■ MATERIAL PROVIDED
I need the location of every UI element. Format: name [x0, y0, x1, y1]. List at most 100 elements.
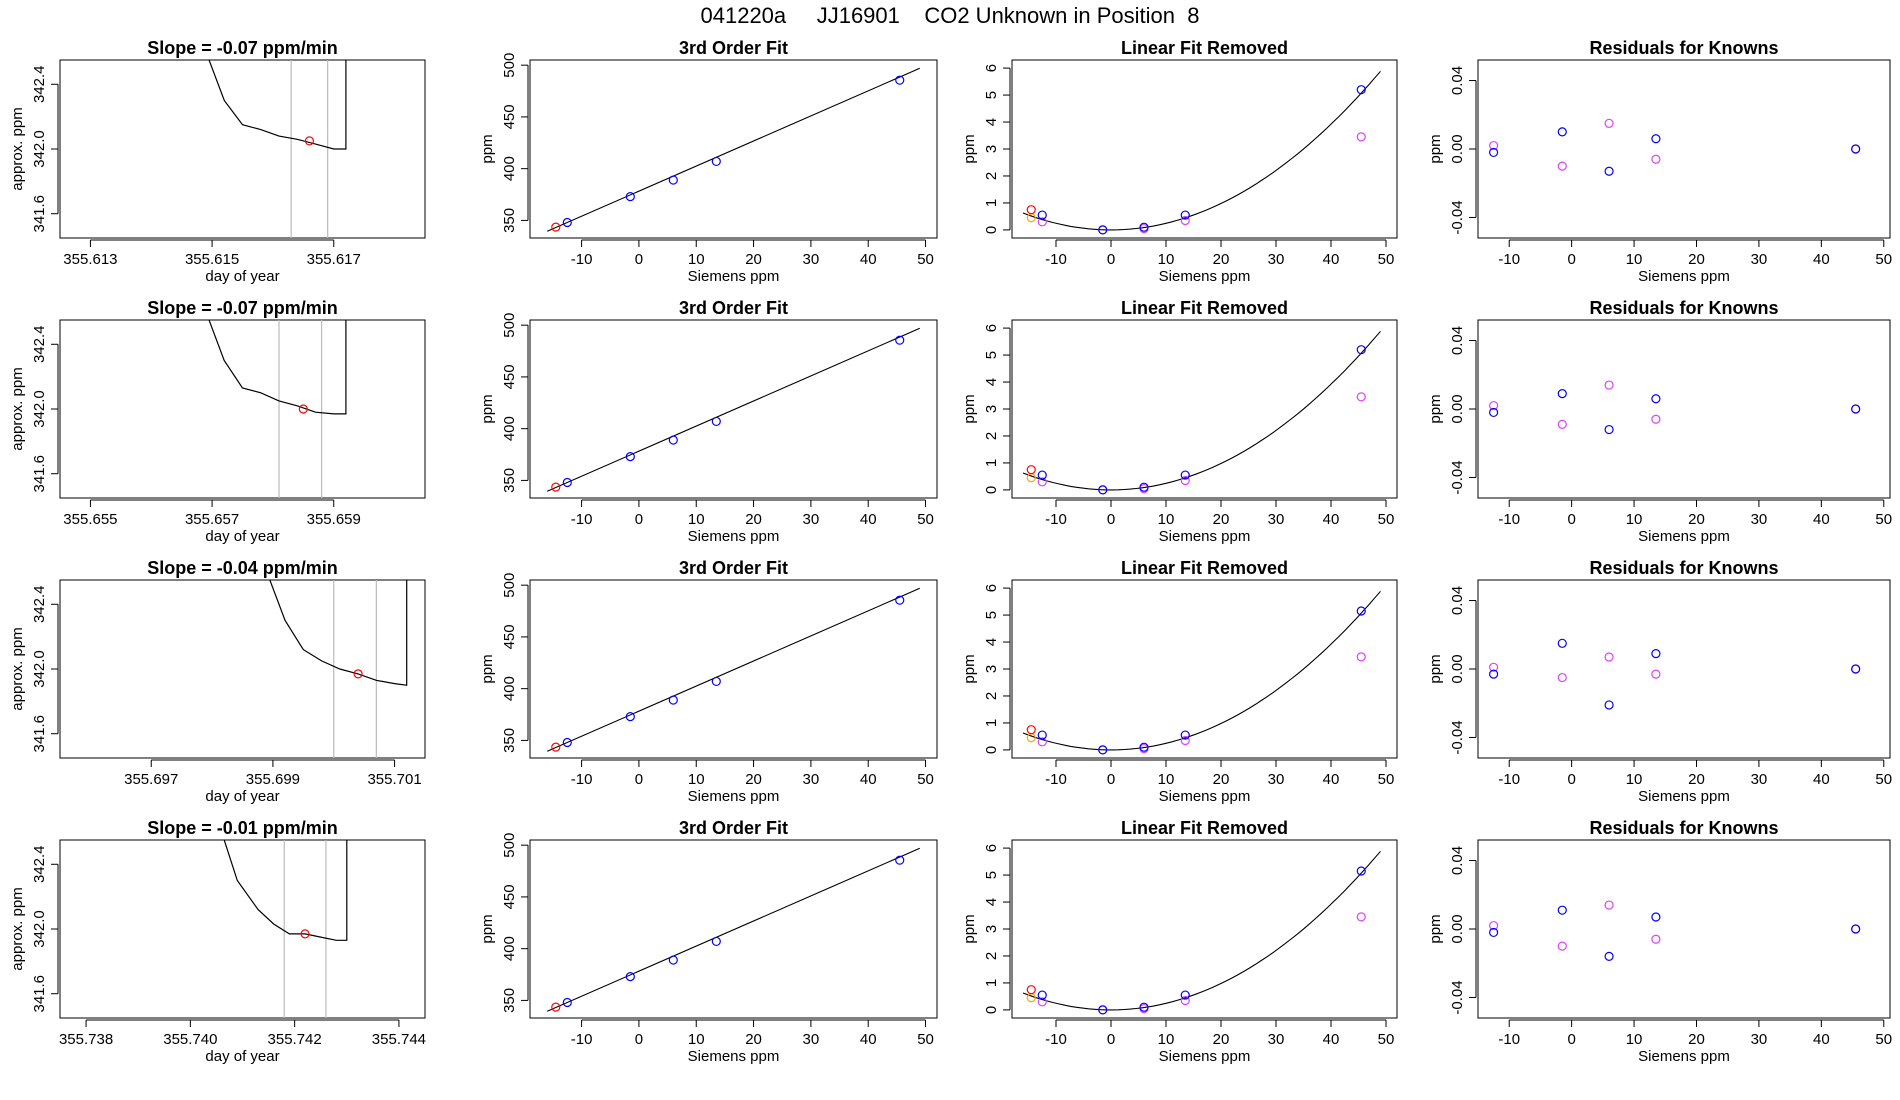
x-tick-label: 0: [635, 251, 643, 268]
x-tick-label: 10: [1158, 251, 1175, 268]
known-point: [625, 972, 635, 982]
known-point: [1851, 664, 1861, 674]
y-tick-label: 342.0: [31, 910, 48, 948]
known-alt-point: [1557, 419, 1567, 430]
trace-line: [269, 580, 408, 686]
y-axis-label: ppm: [961, 914, 978, 943]
known-point: [1604, 166, 1614, 176]
x-tick-label: 20: [745, 1031, 762, 1048]
known-point: [1098, 745, 1108, 755]
x-tick-label: 0: [635, 771, 643, 788]
known-point: [668, 435, 678, 445]
known-point: [668, 695, 678, 705]
x-axis-label: day of year: [205, 268, 279, 285]
known-point: [1037, 470, 1047, 480]
known-point: [1139, 1002, 1149, 1012]
known-point: [1604, 951, 1614, 961]
fit-curve: [1022, 330, 1381, 491]
x-tick-label: 10: [1158, 511, 1175, 528]
unknown-point: [1026, 985, 1036, 995]
known-alt-point: [1651, 669, 1661, 679]
y-tick-label: 500: [501, 833, 518, 858]
y-tick-label: 400: [501, 416, 518, 441]
x-tick-label: -10: [1498, 511, 1520, 528]
chart-panel-14: 3rd Order Fit -10 0 10 20 30 40 50 Siemens ppm 35…: [479, 818, 938, 1065]
plot-frame: [59, 839, 426, 1019]
y-tick-label: 0.04: [1449, 846, 1466, 875]
chart-panel-7: Linear Fit Removed-10 0 10 20 30 40 50Siemens …: [961, 298, 1398, 545]
y-tick-label: -0.04: [1449, 200, 1466, 234]
plot-data: [223, 840, 348, 1018]
known-point: [562, 217, 572, 228]
x-tick-label: 355.742: [268, 1031, 322, 1048]
x-tick-label: -10: [1498, 251, 1520, 268]
chart-title: Linear Fit Removed: [1121, 558, 1288, 578]
x-tick-label: 20: [1213, 251, 1230, 268]
x-tick-label: 30: [803, 251, 820, 268]
y-tick-label: 3: [983, 665, 1000, 673]
known-alt-point: [1604, 652, 1614, 662]
x-tick-label: 50: [917, 511, 934, 528]
plot-frame: [1011, 839, 1398, 1019]
x-tick-label: 20: [745, 251, 762, 268]
y-tick-label: 4: [983, 118, 1000, 126]
known-alt-point: [1037, 997, 1047, 1007]
known-point: [1489, 669, 1499, 679]
x-axis-label: Siemens ppm: [1159, 788, 1251, 805]
x-tick-label: 50: [1875, 771, 1892, 788]
fit-curve: [1022, 70, 1381, 231]
known-point: [1851, 144, 1861, 154]
y-tick-label: 5: [983, 91, 1000, 99]
chart-title: Slope = -0.04 ppm/min: [147, 558, 338, 578]
y-tick-label: 0.00: [1449, 914, 1466, 943]
plot-data: [208, 320, 347, 498]
x-tick-label: 50: [1378, 251, 1395, 268]
x-axis-label: Siemens ppm: [1159, 268, 1251, 285]
x-tick-label: 355.613: [63, 251, 117, 268]
y-tick-label: 450: [501, 364, 518, 389]
y-axis-label: ppm: [1427, 134, 1444, 163]
y-tick-label: 0: [983, 746, 1000, 754]
plot-data: [269, 580, 408, 758]
chart-panel-11: Linear Fit Removed-10 0 10 20 30 40 50Siemens …: [961, 558, 1398, 805]
plot-data: [546, 67, 921, 232]
x-axis-label: Siemens ppm: [688, 1048, 780, 1065]
x-tick-label: -10: [1045, 251, 1067, 268]
fit-curve: [1022, 590, 1381, 751]
sample-marker: [298, 404, 308, 414]
y-tick-label: 350: [501, 468, 518, 493]
x-tick-label: 355.738: [59, 1031, 113, 1048]
x-tick-label: 50: [1378, 771, 1395, 788]
chart-title: 3rd Order Fit: [679, 38, 788, 58]
y-tick-label: 342.0: [31, 650, 48, 688]
known-alt-point: [1489, 400, 1499, 411]
known-alt-point: [1356, 392, 1366, 402]
x-axis-label: Siemens ppm: [688, 268, 780, 285]
x-tick-label: 20: [745, 771, 762, 788]
known-alt-point: [1651, 414, 1661, 424]
x-tick-label: -10: [1045, 511, 1067, 528]
known-alt-point: [1651, 934, 1661, 944]
known-point: [1651, 648, 1661, 659]
y-tick-label: 400: [501, 156, 518, 181]
known-point: [1037, 730, 1047, 740]
known-alt-point: [1557, 941, 1567, 951]
x-tick-label: 355.701: [367, 771, 421, 788]
sample-marker: [304, 136, 315, 146]
known-point: [1651, 912, 1661, 922]
known-point: [1037, 210, 1047, 220]
chart-title: Linear Fit Removed: [1121, 38, 1288, 58]
y-tick-label: 4: [983, 378, 1000, 386]
y-axis-label: ppm: [479, 914, 496, 943]
y-tick-label: 6: [983, 844, 1000, 852]
y-tick-label: 341.6: [31, 975, 48, 1013]
y-tick-label: 350: [501, 988, 518, 1013]
chart-panel-3: Linear Fit Removed-10 0 10 20 30 40 50Siemens …: [961, 38, 1398, 285]
x-tick-label: 10: [1158, 1031, 1175, 1048]
x-tick-label: 30: [1268, 251, 1285, 268]
known-point: [562, 737, 572, 748]
plot-data: [1022, 590, 1381, 755]
known-alt-point: [1557, 672, 1567, 683]
x-tick-label: -10: [571, 251, 593, 268]
plot-data: [546, 327, 921, 492]
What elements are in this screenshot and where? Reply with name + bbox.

■ TASK REQUIREMENTS
Put every line of the listing above into a JSON list of strings, one string per line. Skip blank lines and leave out the pictures.

■ PROBLEM SOLUTION
[
  "I need the location of every UI element. Format: name [x0, y0, x1, y1]. List at most 100 elements.",
  "x-tick-label: 0: [635, 251, 643, 268]",
  "x-tick-label: 10: [1158, 251, 1175, 268]",
  "known-point: [625, 972, 635, 982]",
  "known-point: [1851, 664, 1861, 674]",
  "y-tick-label: 342.0: [31, 910, 48, 948]",
  "known-alt-point: [1557, 419, 1567, 430]",
  "trace-line: [269, 580, 408, 686]",
  "y-axis-label: ppm: [961, 914, 978, 943]",
  "known-point: [1604, 166, 1614, 176]",
  "x-tick-label: 20: [745, 1031, 762, 1048]",
  "known-point: [1098, 745, 1108, 755]",
  "x-tick-label: 0: [635, 771, 643, 788]",
  "known-point: [668, 435, 678, 445]",
  "known-point: [668, 695, 678, 705]",
  "x-axis-label: day of year: [205, 268, 279, 285]",
  "known-point: [1037, 470, 1047, 480]",
  "known-point: [1139, 1002, 1149, 1012]",
  "known-point: [1604, 951, 1614, 961]",
  "fit-curve: [1022, 330, 1381, 491]",
  "x-tick-label: 10: [1158, 511, 1175, 528]",
  "unknown-point: [1026, 985, 1036, 995]",
  "known-alt-point: [1651, 669, 1661, 679]",
  "y-tick-label: 500: [501, 833, 518, 858]",
  "y-tick-label: 400: [501, 416, 518, 441]",
  "x-tick-label: -10: [1498, 511, 1520, 528]",
  "chart-panel-14: 3rd Order Fit -10 0 10 20 30 40 50 Siemens ppm 35…: [479, 818, 938, 1065]",
  "plot-frame: [59, 839, 426, 1019]",
  "y-tick-label: 0.04: [1449, 846, 1466, 875]",
  "chart-panel-7: Linear Fit Removed-10 0 10 20 30 40 50Siemens …: [961, 298, 1398, 545]",
  "y-tick-label: -0.04: [1449, 200, 1466, 234]",
  "plot-data: [223, 840, 348, 1018]",
  "known-point: [562, 217, 572, 228]",
  "x-tick-label: 355.742: [268, 1031, 322, 1048]",
  "x-tick-label: -10: [1498, 251, 1520, 268]",
  "chart-title: Linear Fit Removed: [1121, 558, 1288, 578]",
  "x-tick-label: 20: [1213, 251, 1230, 268]",
  "x-tick-label: 30: [803, 251, 820, 268]",
  "y-tick-label: 3: [983, 665, 1000, 673]",
  "known-alt-point: [1604, 652, 1614, 662]",
  "x-tick-label: 50: [917, 511, 934, 528]",
  "plot-frame: [1011, 839, 1398, 1019]",
  "x-tick-label: 20: [745, 251, 762, 268]",
  "y-tick-label: 4: [983, 118, 1000, 126]",
  "known-alt-point: [1037, 997, 1047, 1007]",
  "known-point: [1489, 669, 1499, 679]",
  "x-axis-label: Siemens ppm: [1159, 788, 1251, 805]",
  "x-tick-label: 50: [1875, 771, 1892, 788]",
  "fit-curve: [1022, 70, 1381, 231]",
  "known-point: [1851, 144, 1861, 154]",
  "y-tick-label: 5: [983, 91, 1000, 99]",
  "chart-title: Slope = -0.04 ppm/min: [147, 558, 338, 578]",
  "y-tick-label: 0.00: [1449, 914, 1466, 943]",
  "plot-data: [208, 320, 347, 498]",
  "x-tick-label: 50: [1378, 251, 1395, 268]",
  "x-axis-label: Siemens ppm: [1159, 268, 1251, 285]",
  "x-tick-label: 355.613: [63, 251, 117, 268]",
  "y-tick-label: 450: [501, 364, 518, 389]",
  "y-axis-label: ppm: [1427, 134, 1444, 163]",
  "y-tick-label: 0: [983, 746, 1000, 754]",
  "plot-data: [269, 580, 408, 758]",
  "chart-panel-11: Linear Fit Removed-10 0 10 20 30 40 50Siemens …: [961, 558, 1398, 805]",
  "plot-data: [546, 67, 921, 232]",
  "x-axis-label: Siemens ppm: [688, 1048, 780, 1065]",
  "x-tick-label: -10: [1045, 251, 1067, 268]",
  "fit-curve: [1022, 590, 1381, 751]",
  "sample-marker: [298, 404, 308, 414]",
  "y-tick-label: 350: [501, 468, 518, 493]",
  "x-tick-label: 355.738: [59, 1031, 113, 1048]",
  "x-tick-label: 50: [1378, 771, 1395, 788]",
  "chart-title: 3rd Order Fit: [679, 38, 788, 58]",
  "y-tick-label: 342.0: [31, 650, 48, 688]",
  "known-alt-point: [1489, 400, 1499, 411]",
  "known-alt-point: [1356, 392, 1366, 402]",
  "x-axis-label: Siemens ppm: [688, 268, 780, 285]",
  "x-tick-label: 20: [745, 771, 762, 788]",
  "known-alt-point: [1651, 414, 1661, 424]",
  "x-tick-label: -10: [1045, 511, 1067, 528]",
  "known-alt-point: [1651, 934, 1661, 944]",
  "known-point: [1651, 648, 1661, 659]",
  "y-tick-label: 400: [501, 156, 518, 181]",
  "known-point: [1037, 730, 1047, 740]",
  "known-alt-point: [1557, 941, 1567, 951]",
  "x-tick-label: 355.701: [367, 771, 421, 788]",
  "sample-marker: [304, 136, 315, 146]",
  "known-point: [1651, 912, 1661, 922]",
  "known-point: [1037, 210, 1047, 220]",
  "chart-title: Linear Fit Removed: [1121, 38, 1288, 58]",
  "y-tick-label: 4: [983, 378, 1000, 386]",
  "y-axis-label: ppm: [479, 914, 496, 943]",
  "y-tick-label: 6: [983, 844, 1000, 852]",
  "y-tick-label: 341.6: [31, 975, 48, 1013]",
  "y-tick-label: 350: [501, 988, 518, 1013]",
  "chart-panel-3: Linear Fit Removed-10 0 10 20 30 40 50Siemens …: [961, 38, 1398, 285]",
  "x-tick-label: 10: [1158, 1031, 1175, 1048]",
  "x-tick-label: 30: [1268, 251, 1285, 268]",
  "known-point: [562, 737, 572, 748]",
  "plot-data: [1022, 590, 1381, 755]",
  "known-alt-point: [1557, 672, 1567, 683]",
  "x-tick-label: -10: [571, 251, 593, 268]",
  "plot-data: [546, 327, 921, 492]",
  "What elements are in this screenshot and where? Reply with name + bbox."
]